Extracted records
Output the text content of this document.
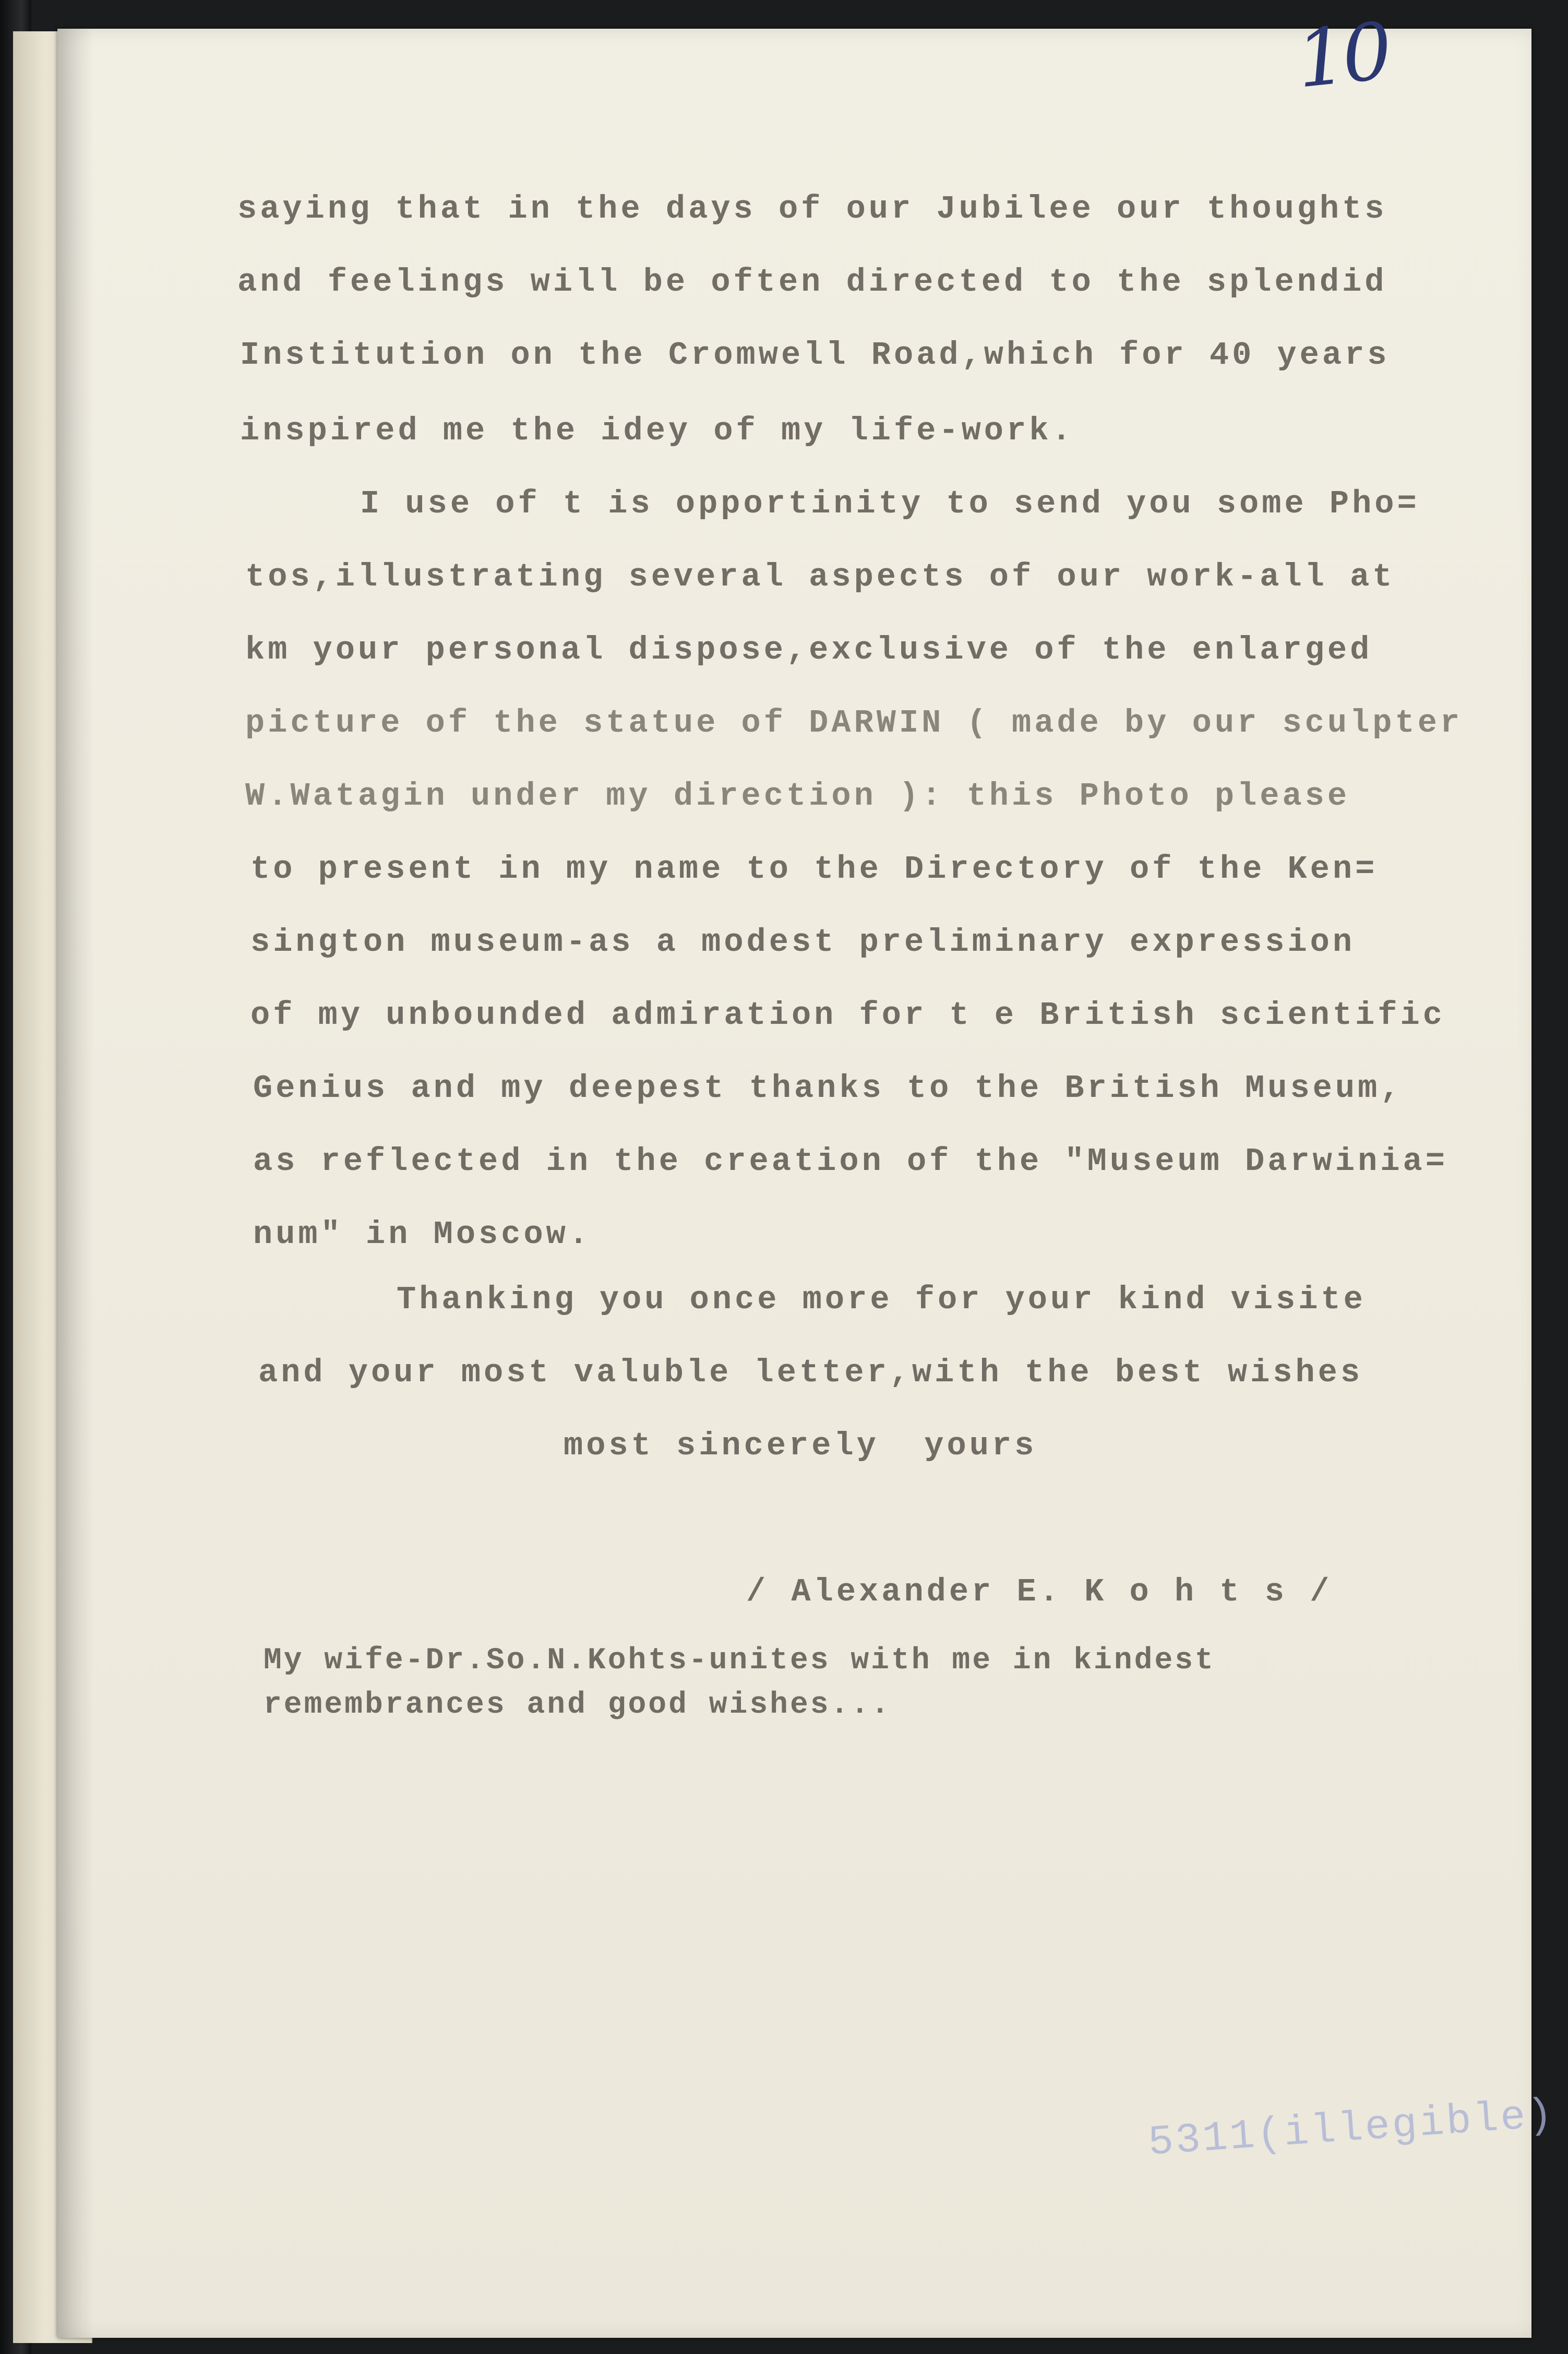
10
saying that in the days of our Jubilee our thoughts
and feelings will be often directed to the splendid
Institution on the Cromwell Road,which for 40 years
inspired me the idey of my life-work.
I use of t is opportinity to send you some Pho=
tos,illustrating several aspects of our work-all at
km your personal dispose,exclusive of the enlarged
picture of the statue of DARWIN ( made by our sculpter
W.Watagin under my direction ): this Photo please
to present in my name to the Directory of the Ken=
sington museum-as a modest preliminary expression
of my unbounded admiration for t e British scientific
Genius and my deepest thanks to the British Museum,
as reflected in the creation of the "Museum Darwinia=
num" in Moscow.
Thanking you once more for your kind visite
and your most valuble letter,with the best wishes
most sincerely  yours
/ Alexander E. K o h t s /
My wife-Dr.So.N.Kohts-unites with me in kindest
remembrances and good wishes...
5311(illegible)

> _Written problem_
All lines of the data above that include the word "wishes" must be shown.

> _Answer to this problem_
and your most valuble letter,with the best wishes
remembrances and good wishes...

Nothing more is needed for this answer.